Stored entries
* BEGIN *

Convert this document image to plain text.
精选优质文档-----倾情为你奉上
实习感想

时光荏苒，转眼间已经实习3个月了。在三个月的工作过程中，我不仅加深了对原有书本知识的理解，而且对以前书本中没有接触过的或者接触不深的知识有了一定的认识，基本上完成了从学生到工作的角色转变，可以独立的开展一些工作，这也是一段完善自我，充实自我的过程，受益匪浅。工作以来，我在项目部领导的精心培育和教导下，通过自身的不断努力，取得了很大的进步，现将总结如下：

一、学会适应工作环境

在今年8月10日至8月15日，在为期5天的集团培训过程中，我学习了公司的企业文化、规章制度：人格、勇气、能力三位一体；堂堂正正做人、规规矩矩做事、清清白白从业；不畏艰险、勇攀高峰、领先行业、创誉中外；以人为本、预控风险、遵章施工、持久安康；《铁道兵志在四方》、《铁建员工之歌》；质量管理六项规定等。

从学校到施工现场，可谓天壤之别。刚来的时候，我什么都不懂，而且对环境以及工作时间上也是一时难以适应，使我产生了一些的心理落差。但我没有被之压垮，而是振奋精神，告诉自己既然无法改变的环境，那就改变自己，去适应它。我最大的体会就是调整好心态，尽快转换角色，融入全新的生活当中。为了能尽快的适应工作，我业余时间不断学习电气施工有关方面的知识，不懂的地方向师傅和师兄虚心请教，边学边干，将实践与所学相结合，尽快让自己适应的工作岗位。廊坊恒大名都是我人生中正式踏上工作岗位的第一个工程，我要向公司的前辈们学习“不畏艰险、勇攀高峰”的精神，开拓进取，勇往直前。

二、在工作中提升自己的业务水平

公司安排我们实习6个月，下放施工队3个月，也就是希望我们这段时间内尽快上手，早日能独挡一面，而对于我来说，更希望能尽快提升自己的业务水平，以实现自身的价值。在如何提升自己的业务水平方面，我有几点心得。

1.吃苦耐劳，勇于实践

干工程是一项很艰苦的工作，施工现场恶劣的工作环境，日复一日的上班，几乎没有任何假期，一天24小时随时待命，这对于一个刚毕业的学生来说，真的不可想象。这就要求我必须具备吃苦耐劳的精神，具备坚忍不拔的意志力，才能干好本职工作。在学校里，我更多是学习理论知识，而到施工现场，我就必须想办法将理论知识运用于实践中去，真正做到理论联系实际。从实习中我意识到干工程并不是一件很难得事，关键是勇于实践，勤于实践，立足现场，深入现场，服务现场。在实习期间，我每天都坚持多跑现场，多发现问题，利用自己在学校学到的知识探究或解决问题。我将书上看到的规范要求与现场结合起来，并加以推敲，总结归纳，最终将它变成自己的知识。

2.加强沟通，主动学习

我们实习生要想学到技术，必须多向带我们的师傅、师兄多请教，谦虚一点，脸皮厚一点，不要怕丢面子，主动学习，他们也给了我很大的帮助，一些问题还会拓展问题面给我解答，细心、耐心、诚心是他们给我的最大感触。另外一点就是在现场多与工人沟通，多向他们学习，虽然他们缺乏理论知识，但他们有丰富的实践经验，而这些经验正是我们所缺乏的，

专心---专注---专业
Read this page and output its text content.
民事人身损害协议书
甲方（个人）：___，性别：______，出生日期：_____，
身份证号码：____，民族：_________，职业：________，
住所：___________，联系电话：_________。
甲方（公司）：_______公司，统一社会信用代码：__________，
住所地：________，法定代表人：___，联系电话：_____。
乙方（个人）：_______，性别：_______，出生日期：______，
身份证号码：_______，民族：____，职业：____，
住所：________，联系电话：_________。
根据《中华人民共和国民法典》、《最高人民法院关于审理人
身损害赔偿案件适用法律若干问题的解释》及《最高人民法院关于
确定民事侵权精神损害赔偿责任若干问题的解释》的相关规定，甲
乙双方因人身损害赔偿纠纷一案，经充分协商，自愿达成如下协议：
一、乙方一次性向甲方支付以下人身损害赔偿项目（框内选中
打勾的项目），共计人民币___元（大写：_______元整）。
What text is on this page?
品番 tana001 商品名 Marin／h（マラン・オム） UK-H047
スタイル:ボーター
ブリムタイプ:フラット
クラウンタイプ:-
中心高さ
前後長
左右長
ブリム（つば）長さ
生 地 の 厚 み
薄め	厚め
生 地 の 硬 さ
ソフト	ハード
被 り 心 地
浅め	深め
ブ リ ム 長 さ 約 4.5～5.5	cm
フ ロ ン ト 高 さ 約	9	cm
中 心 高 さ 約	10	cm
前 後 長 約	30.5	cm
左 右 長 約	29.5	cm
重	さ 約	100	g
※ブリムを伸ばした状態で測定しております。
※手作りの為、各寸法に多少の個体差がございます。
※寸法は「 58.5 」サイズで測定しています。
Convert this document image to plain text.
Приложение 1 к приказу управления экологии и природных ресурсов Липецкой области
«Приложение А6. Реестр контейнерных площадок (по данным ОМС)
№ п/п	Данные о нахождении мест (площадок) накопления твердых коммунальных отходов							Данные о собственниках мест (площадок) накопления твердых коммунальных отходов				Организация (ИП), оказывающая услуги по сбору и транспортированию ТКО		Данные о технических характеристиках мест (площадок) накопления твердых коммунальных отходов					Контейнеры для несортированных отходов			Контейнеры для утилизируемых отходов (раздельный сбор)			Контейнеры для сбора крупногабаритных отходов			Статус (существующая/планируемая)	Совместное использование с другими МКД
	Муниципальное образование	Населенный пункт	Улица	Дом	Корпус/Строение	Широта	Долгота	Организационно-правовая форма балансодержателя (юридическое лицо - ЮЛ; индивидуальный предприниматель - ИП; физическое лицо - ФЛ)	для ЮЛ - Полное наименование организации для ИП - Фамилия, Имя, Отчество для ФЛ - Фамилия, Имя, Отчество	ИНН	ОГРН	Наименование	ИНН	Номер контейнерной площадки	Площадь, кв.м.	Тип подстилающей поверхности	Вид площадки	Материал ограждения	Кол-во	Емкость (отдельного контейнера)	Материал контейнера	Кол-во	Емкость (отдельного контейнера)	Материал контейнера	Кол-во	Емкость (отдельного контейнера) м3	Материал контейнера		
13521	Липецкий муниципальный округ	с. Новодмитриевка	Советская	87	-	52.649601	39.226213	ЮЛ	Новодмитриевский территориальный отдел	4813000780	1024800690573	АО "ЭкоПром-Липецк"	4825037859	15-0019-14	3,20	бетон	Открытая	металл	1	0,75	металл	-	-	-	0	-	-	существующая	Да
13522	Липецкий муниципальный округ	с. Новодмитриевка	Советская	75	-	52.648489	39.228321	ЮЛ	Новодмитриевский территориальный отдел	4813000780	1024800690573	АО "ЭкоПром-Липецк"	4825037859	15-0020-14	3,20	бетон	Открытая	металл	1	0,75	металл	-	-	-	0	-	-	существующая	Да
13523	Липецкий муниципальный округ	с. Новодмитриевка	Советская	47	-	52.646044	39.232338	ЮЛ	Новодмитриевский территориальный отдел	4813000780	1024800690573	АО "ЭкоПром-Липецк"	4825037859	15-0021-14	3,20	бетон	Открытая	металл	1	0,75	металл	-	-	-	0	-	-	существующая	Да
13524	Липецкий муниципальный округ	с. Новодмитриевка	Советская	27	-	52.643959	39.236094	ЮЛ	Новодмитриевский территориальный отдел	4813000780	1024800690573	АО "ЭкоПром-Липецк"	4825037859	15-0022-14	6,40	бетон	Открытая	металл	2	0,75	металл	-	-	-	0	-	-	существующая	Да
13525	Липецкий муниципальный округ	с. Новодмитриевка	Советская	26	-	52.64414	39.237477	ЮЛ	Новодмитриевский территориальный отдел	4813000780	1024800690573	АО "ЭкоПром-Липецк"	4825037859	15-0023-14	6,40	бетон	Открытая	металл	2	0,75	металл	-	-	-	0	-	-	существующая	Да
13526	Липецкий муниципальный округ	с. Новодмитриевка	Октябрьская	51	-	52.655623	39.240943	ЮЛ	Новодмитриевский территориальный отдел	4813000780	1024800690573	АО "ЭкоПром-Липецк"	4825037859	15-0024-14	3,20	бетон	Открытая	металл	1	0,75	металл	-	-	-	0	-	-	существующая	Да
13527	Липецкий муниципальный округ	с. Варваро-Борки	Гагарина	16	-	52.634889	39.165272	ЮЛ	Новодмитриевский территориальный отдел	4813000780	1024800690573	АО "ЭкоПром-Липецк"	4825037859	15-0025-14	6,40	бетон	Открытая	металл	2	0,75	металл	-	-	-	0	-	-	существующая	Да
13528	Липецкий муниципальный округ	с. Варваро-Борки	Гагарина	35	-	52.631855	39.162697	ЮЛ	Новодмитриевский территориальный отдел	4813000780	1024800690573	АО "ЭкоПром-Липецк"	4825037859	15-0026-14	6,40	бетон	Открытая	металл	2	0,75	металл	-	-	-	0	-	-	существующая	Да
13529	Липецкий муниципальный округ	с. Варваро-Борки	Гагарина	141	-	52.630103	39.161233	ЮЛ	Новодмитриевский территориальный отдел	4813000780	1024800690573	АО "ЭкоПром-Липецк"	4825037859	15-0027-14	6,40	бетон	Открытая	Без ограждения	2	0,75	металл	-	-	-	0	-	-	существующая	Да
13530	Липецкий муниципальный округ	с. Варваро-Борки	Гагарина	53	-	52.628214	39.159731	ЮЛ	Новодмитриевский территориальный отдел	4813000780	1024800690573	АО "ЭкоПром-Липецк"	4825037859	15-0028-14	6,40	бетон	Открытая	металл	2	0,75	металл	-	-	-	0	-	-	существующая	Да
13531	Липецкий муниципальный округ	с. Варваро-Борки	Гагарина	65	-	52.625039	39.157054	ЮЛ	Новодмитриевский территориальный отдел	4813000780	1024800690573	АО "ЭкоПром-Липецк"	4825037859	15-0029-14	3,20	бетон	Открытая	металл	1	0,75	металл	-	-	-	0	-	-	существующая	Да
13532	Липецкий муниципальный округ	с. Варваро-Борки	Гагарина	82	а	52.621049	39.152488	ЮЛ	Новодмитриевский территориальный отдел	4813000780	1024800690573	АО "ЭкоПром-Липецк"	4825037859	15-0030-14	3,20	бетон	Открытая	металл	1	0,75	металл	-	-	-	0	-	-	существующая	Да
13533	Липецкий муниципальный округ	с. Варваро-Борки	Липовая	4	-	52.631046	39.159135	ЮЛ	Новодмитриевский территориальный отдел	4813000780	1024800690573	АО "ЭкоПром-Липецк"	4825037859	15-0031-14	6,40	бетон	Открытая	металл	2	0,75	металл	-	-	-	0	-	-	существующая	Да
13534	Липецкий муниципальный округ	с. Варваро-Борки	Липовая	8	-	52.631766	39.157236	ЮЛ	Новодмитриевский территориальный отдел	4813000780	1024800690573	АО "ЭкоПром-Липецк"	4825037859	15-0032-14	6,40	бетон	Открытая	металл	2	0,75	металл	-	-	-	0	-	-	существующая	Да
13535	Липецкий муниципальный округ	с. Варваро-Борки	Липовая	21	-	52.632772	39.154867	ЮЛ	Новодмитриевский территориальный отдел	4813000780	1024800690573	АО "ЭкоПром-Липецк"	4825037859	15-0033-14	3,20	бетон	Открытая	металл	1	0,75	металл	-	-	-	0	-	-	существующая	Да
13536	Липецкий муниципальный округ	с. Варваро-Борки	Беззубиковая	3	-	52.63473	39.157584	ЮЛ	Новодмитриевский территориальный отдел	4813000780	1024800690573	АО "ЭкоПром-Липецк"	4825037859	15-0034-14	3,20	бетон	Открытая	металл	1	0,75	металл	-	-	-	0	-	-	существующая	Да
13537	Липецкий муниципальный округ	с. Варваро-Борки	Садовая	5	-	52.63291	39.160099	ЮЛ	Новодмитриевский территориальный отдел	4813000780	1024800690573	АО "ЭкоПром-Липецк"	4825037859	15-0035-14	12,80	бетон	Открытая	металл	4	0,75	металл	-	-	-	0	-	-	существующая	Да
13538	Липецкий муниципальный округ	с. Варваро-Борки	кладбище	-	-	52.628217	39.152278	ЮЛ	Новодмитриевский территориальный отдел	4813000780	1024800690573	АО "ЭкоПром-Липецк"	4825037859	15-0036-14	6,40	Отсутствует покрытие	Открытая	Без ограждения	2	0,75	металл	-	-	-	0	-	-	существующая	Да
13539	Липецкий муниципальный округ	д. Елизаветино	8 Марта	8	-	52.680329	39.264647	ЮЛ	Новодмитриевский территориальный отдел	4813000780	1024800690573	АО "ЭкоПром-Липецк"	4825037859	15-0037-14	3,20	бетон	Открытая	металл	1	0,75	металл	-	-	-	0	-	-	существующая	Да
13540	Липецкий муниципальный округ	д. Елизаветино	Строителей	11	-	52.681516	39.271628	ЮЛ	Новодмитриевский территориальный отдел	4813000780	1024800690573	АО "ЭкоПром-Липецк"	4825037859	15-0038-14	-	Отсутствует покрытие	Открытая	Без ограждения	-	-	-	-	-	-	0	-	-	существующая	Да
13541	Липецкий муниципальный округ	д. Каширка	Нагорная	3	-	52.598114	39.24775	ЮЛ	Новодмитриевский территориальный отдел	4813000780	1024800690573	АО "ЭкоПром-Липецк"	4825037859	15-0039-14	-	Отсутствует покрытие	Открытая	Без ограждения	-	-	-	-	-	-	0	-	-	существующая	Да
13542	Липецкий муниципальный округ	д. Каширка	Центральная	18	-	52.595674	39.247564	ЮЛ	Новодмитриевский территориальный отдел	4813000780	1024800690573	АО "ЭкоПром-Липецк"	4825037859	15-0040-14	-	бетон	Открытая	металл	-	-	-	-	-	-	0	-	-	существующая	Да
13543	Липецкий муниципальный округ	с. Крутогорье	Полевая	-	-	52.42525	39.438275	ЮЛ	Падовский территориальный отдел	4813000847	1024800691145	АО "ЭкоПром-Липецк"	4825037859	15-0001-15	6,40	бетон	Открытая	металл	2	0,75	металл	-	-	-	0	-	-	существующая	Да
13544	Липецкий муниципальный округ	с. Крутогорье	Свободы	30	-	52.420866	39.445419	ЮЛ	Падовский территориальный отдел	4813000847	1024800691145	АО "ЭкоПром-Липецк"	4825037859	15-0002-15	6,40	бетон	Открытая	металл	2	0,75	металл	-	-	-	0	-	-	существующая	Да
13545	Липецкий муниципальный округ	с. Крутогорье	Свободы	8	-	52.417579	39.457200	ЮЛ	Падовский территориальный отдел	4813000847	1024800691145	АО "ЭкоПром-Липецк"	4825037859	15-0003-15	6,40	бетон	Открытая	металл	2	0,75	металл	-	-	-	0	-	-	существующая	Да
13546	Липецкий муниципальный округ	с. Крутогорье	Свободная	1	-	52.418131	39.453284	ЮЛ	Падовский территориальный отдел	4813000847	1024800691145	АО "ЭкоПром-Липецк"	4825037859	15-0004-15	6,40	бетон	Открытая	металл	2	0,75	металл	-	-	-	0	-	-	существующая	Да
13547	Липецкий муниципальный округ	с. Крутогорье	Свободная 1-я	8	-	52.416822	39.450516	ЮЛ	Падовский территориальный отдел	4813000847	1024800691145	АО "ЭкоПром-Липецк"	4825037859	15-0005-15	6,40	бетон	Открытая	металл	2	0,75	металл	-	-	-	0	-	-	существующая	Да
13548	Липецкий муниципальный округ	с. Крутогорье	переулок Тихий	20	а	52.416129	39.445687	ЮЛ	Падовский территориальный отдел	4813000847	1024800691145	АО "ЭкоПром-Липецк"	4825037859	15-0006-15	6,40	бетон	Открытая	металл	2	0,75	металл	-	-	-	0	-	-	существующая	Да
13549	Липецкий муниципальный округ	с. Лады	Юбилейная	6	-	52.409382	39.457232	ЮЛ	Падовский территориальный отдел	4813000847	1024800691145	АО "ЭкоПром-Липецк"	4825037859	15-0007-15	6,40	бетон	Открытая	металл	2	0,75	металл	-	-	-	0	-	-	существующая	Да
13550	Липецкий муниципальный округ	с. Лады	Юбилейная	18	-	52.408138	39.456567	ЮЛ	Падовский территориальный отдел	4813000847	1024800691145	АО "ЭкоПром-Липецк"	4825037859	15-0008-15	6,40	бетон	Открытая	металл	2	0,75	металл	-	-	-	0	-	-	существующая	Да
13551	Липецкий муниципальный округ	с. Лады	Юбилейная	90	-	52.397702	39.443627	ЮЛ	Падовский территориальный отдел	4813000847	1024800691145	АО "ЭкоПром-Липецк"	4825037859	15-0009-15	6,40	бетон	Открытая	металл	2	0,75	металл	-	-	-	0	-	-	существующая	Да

* END *

Go through the material above and count the lines that contain "不畏艰险"; give that number alone.

2